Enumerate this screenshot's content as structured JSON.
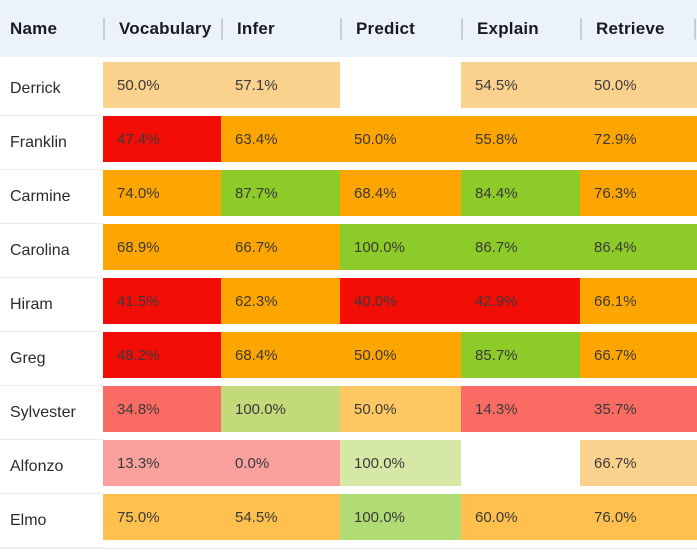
{
  "table": {
    "columns": [
      {
        "label": "Name"
      },
      {
        "label": "Vocabulary"
      },
      {
        "label": "Infer"
      },
      {
        "label": "Predict"
      },
      {
        "label": "Explain"
      },
      {
        "label": "Retrieve"
      }
    ],
    "rows": [
      {
        "name": "Derrick",
        "cells": [
          {
            "value": "50.0%",
            "bg": "#FBD28D"
          },
          {
            "value": "57.1%",
            "bg": "#FBD28D"
          },
          {
            "value": "",
            "bg": "#FFFFFF"
          },
          {
            "value": "54.5%",
            "bg": "#FBD28D"
          },
          {
            "value": "50.0%",
            "bg": "#FBD28D"
          }
        ]
      },
      {
        "name": "Franklin",
        "cells": [
          {
            "value": "47.4%",
            "bg": "#F20D07"
          },
          {
            "value": "63.4%",
            "bg": "#FFA500"
          },
          {
            "value": "50.0%",
            "bg": "#FFA500"
          },
          {
            "value": "55.8%",
            "bg": "#FFA500"
          },
          {
            "value": "72.9%",
            "bg": "#FFA500"
          }
        ]
      },
      {
        "name": "Carmine",
        "cells": [
          {
            "value": "74.0%",
            "bg": "#FFA500"
          },
          {
            "value": "87.7%",
            "bg": "#8CCB28"
          },
          {
            "value": "68.4%",
            "bg": "#FFA500"
          },
          {
            "value": "84.4%",
            "bg": "#8CCB28"
          },
          {
            "value": "76.3%",
            "bg": "#FFA500"
          }
        ]
      },
      {
        "name": "Carolina",
        "cells": [
          {
            "value": "68.9%",
            "bg": "#FFA500"
          },
          {
            "value": "66.7%",
            "bg": "#FFA500"
          },
          {
            "value": "100.0%",
            "bg": "#8CCB28"
          },
          {
            "value": "86.7%",
            "bg": "#8CCB28"
          },
          {
            "value": "86.4%",
            "bg": "#8CCB28"
          }
        ]
      },
      {
        "name": "Hiram",
        "cells": [
          {
            "value": "41.5%",
            "bg": "#F20D07"
          },
          {
            "value": "62.3%",
            "bg": "#FFA500"
          },
          {
            "value": "40.0%",
            "bg": "#F20D07"
          },
          {
            "value": "42.9%",
            "bg": "#F20D07"
          },
          {
            "value": "66.1%",
            "bg": "#FFA500"
          }
        ]
      },
      {
        "name": "Greg",
        "cells": [
          {
            "value": "48.2%",
            "bg": "#F20D07"
          },
          {
            "value": "68.4%",
            "bg": "#FFA500"
          },
          {
            "value": "50.0%",
            "bg": "#FFA500"
          },
          {
            "value": "85.7%",
            "bg": "#8CCB28"
          },
          {
            "value": "66.7%",
            "bg": "#FFA500"
          }
        ]
      },
      {
        "name": "Sylvester",
        "cells": [
          {
            "value": "34.8%",
            "bg": "#F96B63"
          },
          {
            "value": "100.0%",
            "bg": "#C3DA7B"
          },
          {
            "value": "50.0%",
            "bg": "#FFC863"
          },
          {
            "value": "14.3%",
            "bg": "#F96B63"
          },
          {
            "value": "35.7%",
            "bg": "#F96B63"
          }
        ]
      },
      {
        "name": "Alfonzo",
        "cells": [
          {
            "value": "13.3%",
            "bg": "#FAA19E"
          },
          {
            "value": "0.0%",
            "bg": "#FAA19E"
          },
          {
            "value": "100.0%",
            "bg": "#D5E8A6"
          },
          {
            "value": "",
            "bg": "#FFFFFF"
          },
          {
            "value": "66.7%",
            "bg": "#FBD28D"
          }
        ]
      },
      {
        "name": "Elmo",
        "cells": [
          {
            "value": "75.0%",
            "bg": "#FFC04D"
          },
          {
            "value": "54.5%",
            "bg": "#FFC04D"
          },
          {
            "value": "100.0%",
            "bg": "#B1DB74"
          },
          {
            "value": "60.0%",
            "bg": "#FFC04D"
          },
          {
            "value": "76.0%",
            "bg": "#FFC04D"
          }
        ]
      }
    ]
  },
  "colors": {
    "header_bg": "#ECF2FB",
    "header_divider": "#C7CDD7",
    "score_red": "#F20D07",
    "score_orange": "#FFA500",
    "score_green": "#8CCB28",
    "score_tan": "#FBD28D",
    "score_salmon": "#F96B63",
    "score_pink": "#FAA19E",
    "score_light_orange": "#FFC04D",
    "score_light_green": "#B1DB74"
  }
}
--
● **TASK DETAILS**
Give every record again exactly, apart from the pictures, which stay out.

● **FULL RESPONSE**
Enumerate this screenshot's content as structured JSON.
{
  "table": {
    "columns": [
      {
        "label": "Name"
      },
      {
        "label": "Vocabulary"
      },
      {
        "label": "Infer"
      },
      {
        "label": "Predict"
      },
      {
        "label": "Explain"
      },
      {
        "label": "Retrieve"
      }
    ],
    "rows": [
      {
        "name": "Derrick",
        "cells": [
          {
            "value": "50.0%",
            "bg": "#FBD28D"
          },
          {
            "value": "57.1%",
            "bg": "#FBD28D"
          },
          {
            "value": "",
            "bg": "#FFFFFF"
          },
          {
            "value": "54.5%",
            "bg": "#FBD28D"
          },
          {
            "value": "50.0%",
            "bg": "#FBD28D"
          }
        ]
      },
      {
        "name": "Franklin",
        "cells": [
          {
            "value": "47.4%",
            "bg": "#F20D07"
          },
          {
            "value": "63.4%",
            "bg": "#FFA500"
          },
          {
            "value": "50.0%",
            "bg": "#FFA500"
          },
          {
            "value": "55.8%",
            "bg": "#FFA500"
          },
          {
            "value": "72.9%",
            "bg": "#FFA500"
          }
        ]
      },
      {
        "name": "Carmine",
        "cells": [
          {
            "value": "74.0%",
            "bg": "#FFA500"
          },
          {
            "value": "87.7%",
            "bg": "#8CCB28"
          },
          {
            "value": "68.4%",
            "bg": "#FFA500"
          },
          {
            "value": "84.4%",
            "bg": "#8CCB28"
          },
          {
            "value": "76.3%",
            "bg": "#FFA500"
          }
        ]
      },
      {
        "name": "Carolina",
        "cells": [
          {
            "value": "68.9%",
            "bg": "#FFA500"
          },
          {
            "value": "66.7%",
            "bg": "#FFA500"
          },
          {
            "value": "100.0%",
            "bg": "#8CCB28"
          },
          {
            "value": "86.7%",
            "bg": "#8CCB28"
          },
          {
            "value": "86.4%",
            "bg": "#8CCB28"
          }
        ]
      },
      {
        "name": "Hiram",
        "cells": [
          {
            "value": "41.5%",
            "bg": "#F20D07"
          },
          {
            "value": "62.3%",
            "bg": "#FFA500"
          },
          {
            "value": "40.0%",
            "bg": "#F20D07"
          },
          {
            "value": "42.9%",
            "bg": "#F20D07"
          },
          {
            "value": "66.1%",
            "bg": "#FFA500"
          }
        ]
      },
      {
        "name": "Greg",
        "cells": [
          {
            "value": "48.2%",
            "bg": "#F20D07"
          },
          {
            "value": "68.4%",
            "bg": "#FFA500"
          },
          {
            "value": "50.0%",
            "bg": "#FFA500"
          },
          {
            "value": "85.7%",
            "bg": "#8CCB28"
          },
          {
            "value": "66.7%",
            "bg": "#FFA500"
          }
        ]
      },
      {
        "name": "Sylvester",
        "cells": [
          {
            "value": "34.8%",
            "bg": "#F96B63"
          },
          {
            "value": "100.0%",
            "bg": "#C3DA7B"
          },
          {
            "value": "50.0%",
            "bg": "#FFC863"
          },
          {
            "value": "14.3%",
            "bg": "#F96B63"
          },
          {
            "value": "35.7%",
            "bg": "#F96B63"
          }
        ]
      },
      {
        "name": "Alfonzo",
        "cells": [
          {
            "value": "13.3%",
            "bg": "#FAA19E"
          },
          {
            "value": "0.0%",
            "bg": "#FAA19E"
          },
          {
            "value": "100.0%",
            "bg": "#D5E8A6"
          },
          {
            "value": "",
            "bg": "#FFFFFF"
          },
          {
            "value": "66.7%",
            "bg": "#FBD28D"
          }
        ]
      },
      {
        "name": "Elmo",
        "cells": [
          {
            "value": "75.0%",
            "bg": "#FFC04D"
          },
          {
            "value": "54.5%",
            "bg": "#FFC04D"
          },
          {
            "value": "100.0%",
            "bg": "#B1DB74"
          },
          {
            "value": "60.0%",
            "bg": "#FFC04D"
          },
          {
            "value": "76.0%",
            "bg": "#FFC04D"
          }
        ]
      }
    ]
  },
  "colors": {
    "header_bg": "#ECF2FB",
    "header_divider": "#C7CDD7",
    "score_red": "#F20D07",
    "score_orange": "#FFA500",
    "score_green": "#8CCB28",
    "score_tan": "#FBD28D",
    "score_salmon": "#F96B63",
    "score_pink": "#FAA19E",
    "score_light_orange": "#FFC04D",
    "score_light_green": "#B1DB74"
  }
}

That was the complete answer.